What is being asked:
What number of lines hold the word "Attendance"? State that number and nothing besides.

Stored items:

■ ■ ■ ■

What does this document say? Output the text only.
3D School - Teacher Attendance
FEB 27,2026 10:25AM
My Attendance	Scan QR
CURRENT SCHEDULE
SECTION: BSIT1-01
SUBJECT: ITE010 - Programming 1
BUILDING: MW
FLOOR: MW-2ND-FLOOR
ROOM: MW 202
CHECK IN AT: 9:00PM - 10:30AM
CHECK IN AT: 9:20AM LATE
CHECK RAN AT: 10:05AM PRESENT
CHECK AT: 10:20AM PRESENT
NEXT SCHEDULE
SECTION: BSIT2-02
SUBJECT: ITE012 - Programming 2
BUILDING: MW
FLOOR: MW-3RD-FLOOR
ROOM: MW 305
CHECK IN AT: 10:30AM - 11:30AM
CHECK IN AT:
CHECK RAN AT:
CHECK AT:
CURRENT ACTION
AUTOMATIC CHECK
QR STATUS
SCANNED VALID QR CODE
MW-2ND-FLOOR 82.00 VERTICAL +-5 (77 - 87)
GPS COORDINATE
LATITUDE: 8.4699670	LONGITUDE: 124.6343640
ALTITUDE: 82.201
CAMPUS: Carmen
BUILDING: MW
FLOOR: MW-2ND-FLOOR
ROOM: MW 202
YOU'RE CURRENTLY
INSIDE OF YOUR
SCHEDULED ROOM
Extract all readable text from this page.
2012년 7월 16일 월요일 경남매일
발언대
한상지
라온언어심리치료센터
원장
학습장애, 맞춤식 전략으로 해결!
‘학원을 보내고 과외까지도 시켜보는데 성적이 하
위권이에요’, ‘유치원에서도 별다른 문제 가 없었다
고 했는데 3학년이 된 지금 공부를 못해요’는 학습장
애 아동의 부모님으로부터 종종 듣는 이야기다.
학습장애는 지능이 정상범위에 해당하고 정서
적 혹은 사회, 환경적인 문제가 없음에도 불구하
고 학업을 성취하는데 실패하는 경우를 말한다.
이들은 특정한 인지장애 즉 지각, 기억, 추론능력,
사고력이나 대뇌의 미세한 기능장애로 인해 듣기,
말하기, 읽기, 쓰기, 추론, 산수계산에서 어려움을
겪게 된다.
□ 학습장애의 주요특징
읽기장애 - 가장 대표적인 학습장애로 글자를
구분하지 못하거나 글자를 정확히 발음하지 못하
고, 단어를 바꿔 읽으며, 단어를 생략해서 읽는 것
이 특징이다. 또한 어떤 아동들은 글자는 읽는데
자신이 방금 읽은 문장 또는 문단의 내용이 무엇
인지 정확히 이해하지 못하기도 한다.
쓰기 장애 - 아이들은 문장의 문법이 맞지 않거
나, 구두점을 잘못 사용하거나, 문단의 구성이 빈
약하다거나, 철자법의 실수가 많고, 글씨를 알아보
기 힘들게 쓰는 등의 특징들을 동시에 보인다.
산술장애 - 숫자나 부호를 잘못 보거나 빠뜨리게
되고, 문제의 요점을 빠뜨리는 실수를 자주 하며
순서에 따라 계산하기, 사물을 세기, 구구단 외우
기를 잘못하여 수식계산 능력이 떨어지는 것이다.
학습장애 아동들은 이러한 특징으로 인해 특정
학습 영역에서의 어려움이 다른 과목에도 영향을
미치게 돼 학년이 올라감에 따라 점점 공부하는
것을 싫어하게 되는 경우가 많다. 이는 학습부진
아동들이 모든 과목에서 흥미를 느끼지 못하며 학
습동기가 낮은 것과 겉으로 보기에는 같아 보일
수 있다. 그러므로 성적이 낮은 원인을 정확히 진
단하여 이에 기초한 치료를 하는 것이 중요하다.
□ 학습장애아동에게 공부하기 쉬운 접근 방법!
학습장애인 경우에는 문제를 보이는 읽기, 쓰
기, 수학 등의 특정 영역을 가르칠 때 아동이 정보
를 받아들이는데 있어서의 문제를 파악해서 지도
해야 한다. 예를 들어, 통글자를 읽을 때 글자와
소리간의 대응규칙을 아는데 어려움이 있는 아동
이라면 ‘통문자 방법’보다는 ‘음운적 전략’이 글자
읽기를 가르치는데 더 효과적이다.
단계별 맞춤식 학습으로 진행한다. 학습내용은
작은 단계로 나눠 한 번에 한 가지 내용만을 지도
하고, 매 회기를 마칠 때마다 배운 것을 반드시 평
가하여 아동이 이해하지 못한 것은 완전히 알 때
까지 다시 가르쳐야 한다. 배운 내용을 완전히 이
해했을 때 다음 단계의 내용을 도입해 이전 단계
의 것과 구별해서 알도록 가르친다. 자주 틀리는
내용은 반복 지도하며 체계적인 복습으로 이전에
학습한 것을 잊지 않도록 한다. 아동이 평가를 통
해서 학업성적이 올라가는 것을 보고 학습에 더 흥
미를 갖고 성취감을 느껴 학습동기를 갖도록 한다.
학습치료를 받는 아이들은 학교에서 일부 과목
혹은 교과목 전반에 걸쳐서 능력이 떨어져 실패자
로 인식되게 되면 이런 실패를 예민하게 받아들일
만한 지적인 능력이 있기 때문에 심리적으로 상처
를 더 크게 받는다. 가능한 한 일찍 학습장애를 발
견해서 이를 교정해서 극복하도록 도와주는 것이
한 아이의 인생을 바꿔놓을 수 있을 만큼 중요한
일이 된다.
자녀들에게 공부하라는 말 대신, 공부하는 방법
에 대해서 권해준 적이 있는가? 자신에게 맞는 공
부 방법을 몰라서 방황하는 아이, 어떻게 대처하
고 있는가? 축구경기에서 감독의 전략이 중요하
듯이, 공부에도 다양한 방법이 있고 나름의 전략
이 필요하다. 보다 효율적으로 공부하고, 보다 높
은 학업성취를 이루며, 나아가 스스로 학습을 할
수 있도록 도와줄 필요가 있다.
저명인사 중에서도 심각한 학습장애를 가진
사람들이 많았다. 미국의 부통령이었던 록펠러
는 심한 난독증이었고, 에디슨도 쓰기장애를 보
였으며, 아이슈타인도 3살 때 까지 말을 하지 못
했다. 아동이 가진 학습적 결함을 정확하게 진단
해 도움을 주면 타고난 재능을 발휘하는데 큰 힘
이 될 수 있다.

■ ■ ■ ■

Exercise solution:
2